WORK TO DO: What is the number of lines in the entries that include the word "Responsible"? Respond with the number only.
#### GIVEN ENTRIES ####
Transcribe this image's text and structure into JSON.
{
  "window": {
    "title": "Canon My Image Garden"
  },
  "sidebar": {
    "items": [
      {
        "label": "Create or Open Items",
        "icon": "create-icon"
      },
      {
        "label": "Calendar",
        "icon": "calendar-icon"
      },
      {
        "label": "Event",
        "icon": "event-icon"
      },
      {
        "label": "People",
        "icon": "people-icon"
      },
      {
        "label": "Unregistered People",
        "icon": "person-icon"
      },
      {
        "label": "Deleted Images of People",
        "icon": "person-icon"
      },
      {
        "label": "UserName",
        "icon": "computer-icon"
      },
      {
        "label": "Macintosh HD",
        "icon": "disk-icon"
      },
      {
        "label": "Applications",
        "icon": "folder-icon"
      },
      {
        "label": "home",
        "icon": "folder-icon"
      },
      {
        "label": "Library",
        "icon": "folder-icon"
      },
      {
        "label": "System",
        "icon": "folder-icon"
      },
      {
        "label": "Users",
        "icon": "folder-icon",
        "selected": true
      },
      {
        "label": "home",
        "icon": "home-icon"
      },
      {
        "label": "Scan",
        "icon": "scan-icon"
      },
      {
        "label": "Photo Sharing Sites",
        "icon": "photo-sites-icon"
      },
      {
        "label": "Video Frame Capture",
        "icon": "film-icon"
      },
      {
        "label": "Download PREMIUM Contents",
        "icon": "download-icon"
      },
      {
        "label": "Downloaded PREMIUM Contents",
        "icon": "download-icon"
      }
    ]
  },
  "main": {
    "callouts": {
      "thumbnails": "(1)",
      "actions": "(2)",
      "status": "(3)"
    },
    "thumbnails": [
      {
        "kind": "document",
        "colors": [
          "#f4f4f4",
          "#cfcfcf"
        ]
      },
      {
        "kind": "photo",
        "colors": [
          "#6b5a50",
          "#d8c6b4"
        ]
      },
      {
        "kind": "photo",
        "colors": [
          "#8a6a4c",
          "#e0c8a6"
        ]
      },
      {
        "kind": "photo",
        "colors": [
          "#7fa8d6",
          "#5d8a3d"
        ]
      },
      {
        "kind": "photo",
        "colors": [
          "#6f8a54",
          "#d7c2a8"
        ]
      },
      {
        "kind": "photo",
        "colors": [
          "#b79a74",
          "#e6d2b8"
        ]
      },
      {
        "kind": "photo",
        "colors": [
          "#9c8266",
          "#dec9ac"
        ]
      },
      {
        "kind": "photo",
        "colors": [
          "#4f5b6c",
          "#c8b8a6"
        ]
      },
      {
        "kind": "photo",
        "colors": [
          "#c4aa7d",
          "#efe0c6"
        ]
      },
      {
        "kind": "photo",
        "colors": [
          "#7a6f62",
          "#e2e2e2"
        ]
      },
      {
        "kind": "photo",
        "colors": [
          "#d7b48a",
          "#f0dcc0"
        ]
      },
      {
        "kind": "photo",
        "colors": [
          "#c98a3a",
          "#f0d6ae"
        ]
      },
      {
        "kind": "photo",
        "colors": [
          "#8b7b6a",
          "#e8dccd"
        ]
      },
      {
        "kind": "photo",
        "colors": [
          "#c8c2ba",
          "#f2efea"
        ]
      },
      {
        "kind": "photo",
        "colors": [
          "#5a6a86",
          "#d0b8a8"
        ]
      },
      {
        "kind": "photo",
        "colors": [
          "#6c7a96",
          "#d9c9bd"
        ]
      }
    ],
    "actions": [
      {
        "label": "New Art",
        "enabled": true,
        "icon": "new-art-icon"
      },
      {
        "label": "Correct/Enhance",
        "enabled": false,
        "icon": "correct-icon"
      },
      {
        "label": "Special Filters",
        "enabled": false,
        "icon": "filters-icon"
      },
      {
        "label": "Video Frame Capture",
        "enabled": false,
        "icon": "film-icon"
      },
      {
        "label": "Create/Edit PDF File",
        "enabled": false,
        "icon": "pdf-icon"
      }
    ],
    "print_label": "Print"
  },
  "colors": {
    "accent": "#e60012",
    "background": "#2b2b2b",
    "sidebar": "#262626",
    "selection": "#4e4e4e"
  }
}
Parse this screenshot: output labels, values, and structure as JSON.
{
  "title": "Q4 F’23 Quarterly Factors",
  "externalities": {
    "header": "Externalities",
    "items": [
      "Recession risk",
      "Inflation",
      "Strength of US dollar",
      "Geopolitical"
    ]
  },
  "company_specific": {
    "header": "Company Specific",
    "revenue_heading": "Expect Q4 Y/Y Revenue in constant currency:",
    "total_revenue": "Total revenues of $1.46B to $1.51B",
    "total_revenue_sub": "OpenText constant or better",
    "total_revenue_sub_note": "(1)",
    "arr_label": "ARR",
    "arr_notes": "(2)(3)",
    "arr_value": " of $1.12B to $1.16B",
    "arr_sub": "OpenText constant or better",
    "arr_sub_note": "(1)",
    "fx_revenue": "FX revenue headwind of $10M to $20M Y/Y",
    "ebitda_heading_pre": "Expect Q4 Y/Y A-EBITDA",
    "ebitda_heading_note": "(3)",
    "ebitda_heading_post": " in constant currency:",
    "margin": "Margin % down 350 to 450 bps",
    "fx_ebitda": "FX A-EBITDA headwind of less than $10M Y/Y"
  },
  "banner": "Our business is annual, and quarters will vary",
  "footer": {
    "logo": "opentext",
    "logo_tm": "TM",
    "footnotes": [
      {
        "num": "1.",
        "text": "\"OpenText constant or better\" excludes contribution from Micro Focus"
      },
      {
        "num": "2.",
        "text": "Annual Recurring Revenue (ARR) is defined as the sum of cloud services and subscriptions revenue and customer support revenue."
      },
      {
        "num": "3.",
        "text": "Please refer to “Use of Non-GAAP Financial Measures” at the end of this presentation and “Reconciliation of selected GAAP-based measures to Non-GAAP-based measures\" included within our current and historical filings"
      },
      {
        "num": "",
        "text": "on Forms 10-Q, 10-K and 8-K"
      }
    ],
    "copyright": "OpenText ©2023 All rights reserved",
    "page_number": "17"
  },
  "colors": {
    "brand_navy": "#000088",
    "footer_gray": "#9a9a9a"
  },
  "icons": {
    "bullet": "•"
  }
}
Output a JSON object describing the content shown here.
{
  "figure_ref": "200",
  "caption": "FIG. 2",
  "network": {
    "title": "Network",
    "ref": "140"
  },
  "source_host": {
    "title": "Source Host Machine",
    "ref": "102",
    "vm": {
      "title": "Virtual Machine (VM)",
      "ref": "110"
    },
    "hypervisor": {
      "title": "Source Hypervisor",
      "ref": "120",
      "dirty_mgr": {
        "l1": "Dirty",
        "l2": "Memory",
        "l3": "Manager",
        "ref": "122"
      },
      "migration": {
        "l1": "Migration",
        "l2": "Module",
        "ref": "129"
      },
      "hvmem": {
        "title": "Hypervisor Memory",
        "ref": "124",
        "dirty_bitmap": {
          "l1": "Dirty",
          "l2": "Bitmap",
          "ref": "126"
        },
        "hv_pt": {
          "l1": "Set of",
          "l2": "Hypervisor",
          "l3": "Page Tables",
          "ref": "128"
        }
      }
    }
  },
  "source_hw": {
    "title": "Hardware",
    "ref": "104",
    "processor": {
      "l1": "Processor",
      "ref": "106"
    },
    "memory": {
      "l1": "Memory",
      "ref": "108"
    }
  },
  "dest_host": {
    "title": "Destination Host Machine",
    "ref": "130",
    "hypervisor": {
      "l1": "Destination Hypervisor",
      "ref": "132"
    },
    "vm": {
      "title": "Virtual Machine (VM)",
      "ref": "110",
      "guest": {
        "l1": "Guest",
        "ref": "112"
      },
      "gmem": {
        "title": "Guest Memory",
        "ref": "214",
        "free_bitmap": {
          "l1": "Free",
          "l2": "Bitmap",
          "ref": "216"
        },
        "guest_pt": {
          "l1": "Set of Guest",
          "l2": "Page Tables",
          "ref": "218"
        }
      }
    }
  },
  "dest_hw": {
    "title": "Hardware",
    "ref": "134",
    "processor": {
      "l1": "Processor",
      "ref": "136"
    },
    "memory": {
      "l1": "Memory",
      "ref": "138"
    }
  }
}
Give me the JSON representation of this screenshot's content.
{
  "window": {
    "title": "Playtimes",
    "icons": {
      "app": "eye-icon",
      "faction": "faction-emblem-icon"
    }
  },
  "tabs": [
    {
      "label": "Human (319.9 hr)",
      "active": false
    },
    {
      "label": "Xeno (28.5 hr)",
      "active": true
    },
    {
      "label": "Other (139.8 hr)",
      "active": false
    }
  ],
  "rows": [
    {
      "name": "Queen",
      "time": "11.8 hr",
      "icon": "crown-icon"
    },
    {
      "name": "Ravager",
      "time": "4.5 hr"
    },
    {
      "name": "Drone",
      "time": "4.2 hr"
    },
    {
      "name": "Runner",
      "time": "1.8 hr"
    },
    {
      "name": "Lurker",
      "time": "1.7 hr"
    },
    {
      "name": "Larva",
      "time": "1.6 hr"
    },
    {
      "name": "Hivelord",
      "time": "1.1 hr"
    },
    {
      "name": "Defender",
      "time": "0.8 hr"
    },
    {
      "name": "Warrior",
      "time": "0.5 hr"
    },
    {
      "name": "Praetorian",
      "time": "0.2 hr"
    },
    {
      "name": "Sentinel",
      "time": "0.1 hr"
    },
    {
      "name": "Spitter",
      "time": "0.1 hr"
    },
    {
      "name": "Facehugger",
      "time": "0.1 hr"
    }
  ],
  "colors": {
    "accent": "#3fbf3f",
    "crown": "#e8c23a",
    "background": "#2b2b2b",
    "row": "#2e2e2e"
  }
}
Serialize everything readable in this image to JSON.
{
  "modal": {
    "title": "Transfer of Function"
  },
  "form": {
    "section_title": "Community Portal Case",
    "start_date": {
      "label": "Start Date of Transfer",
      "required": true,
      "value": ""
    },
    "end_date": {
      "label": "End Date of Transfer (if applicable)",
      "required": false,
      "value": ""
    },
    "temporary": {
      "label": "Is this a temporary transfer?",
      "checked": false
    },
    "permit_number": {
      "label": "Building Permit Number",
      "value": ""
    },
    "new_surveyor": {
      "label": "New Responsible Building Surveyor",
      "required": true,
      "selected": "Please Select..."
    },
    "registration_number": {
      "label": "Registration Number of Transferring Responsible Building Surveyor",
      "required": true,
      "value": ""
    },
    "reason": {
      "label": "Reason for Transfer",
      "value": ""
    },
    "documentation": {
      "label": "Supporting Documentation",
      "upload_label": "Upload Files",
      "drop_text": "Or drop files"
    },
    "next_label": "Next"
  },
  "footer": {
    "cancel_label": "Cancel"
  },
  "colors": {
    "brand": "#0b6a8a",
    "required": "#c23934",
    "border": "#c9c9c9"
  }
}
####
FINISHED ANSWER: 2